### What you will do
Without including any pictures, copy each entry below exactly.

(Stored data)
☆ ☆ ☆

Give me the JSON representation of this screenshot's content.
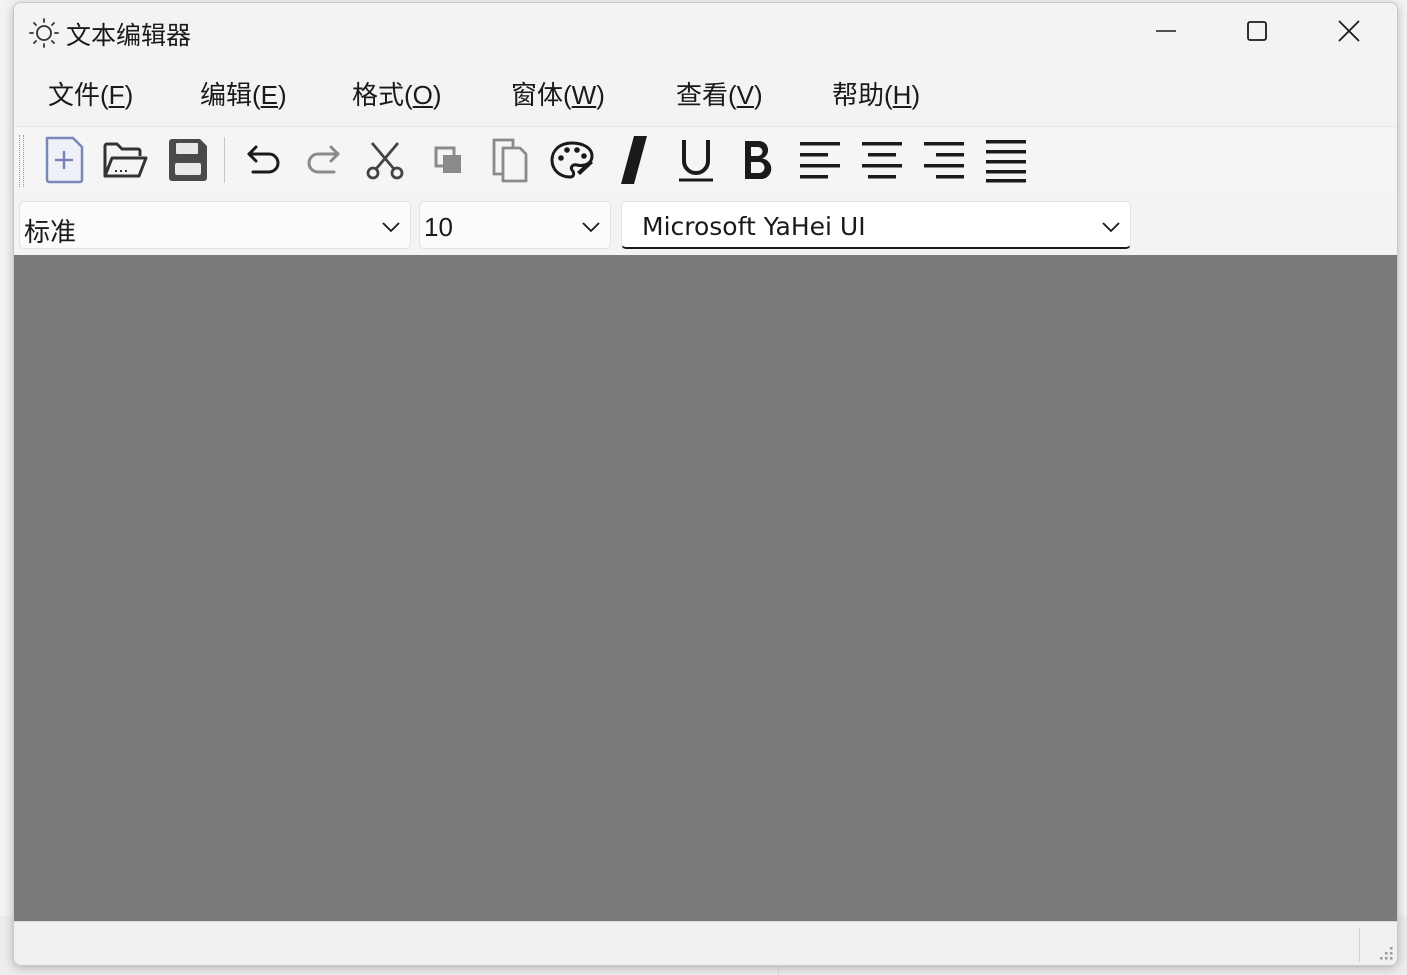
{
  "window": {
    "title": "文本编辑器",
    "controls": {
      "minimize_icon": "minimize-icon",
      "maximize_icon": "maximize-icon",
      "close_icon": "close-icon"
    }
  },
  "menu": [
    {
      "label": "文件(",
      "key": "F",
      "tail": ")"
    },
    {
      "label": "编辑(",
      "key": "E",
      "tail": ")"
    },
    {
      "label": "格式(",
      "key": "O",
      "tail": ")"
    },
    {
      "label": "窗体(",
      "key": "W",
      "tail": ")"
    },
    {
      "label": "查看(",
      "key": "V",
      "tail": ")"
    },
    {
      "label": "帮助(",
      "key": "H",
      "tail": ")"
    }
  ],
  "toolbar": {
    "buttons": [
      "new-file-icon",
      "open-folder-icon",
      "save-icon",
      "undo-icon",
      "redo-icon",
      "cut-icon",
      "copy-icon",
      "paste-icon",
      "palette-icon",
      "italic-icon",
      "underline-icon",
      "bold-icon",
      "align-left-icon",
      "align-center-icon",
      "align-right-icon",
      "justify-icon"
    ]
  },
  "combos": {
    "style": {
      "value": "标准"
    },
    "size": {
      "value": "10"
    },
    "font": {
      "value": "Microsoft YaHei UI"
    }
  },
  "colors": {
    "client_area": "#7a7a7a",
    "window_bg": "#f3f3f3",
    "accent_new_file": "#7b86b8"
  }
}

☆ ☆ ☆

### Solved problem
Give me the JSON representation of this screenshot's content.
{
  "window": {
    "title": "文本编辑器",
    "controls": {
      "minimize_icon": "minimize-icon",
      "maximize_icon": "maximize-icon",
      "close_icon": "close-icon"
    }
  },
  "menu": [
    {
      "label": "文件(",
      "key": "F",
      "tail": ")"
    },
    {
      "label": "编辑(",
      "key": "E",
      "tail": ")"
    },
    {
      "label": "格式(",
      "key": "O",
      "tail": ")"
    },
    {
      "label": "窗体(",
      "key": "W",
      "tail": ")"
    },
    {
      "label": "查看(",
      "key": "V",
      "tail": ")"
    },
    {
      "label": "帮助(",
      "key": "H",
      "tail": ")"
    }
  ],
  "toolbar": {
    "buttons": [
      "new-file-icon",
      "open-folder-icon",
      "save-icon",
      "undo-icon",
      "redo-icon",
      "cut-icon",
      "copy-icon",
      "paste-icon",
      "palette-icon",
      "italic-icon",
      "underline-icon",
      "bold-icon",
      "align-left-icon",
      "align-center-icon",
      "align-right-icon",
      "justify-icon"
    ]
  },
  "combos": {
    "style": {
      "value": "标准"
    },
    "size": {
      "value": "10"
    },
    "font": {
      "value": "Microsoft YaHei UI"
    }
  },
  "colors": {
    "client_area": "#7a7a7a",
    "window_bg": "#f3f3f3",
    "accent_new_file": "#7b86b8"
  }
}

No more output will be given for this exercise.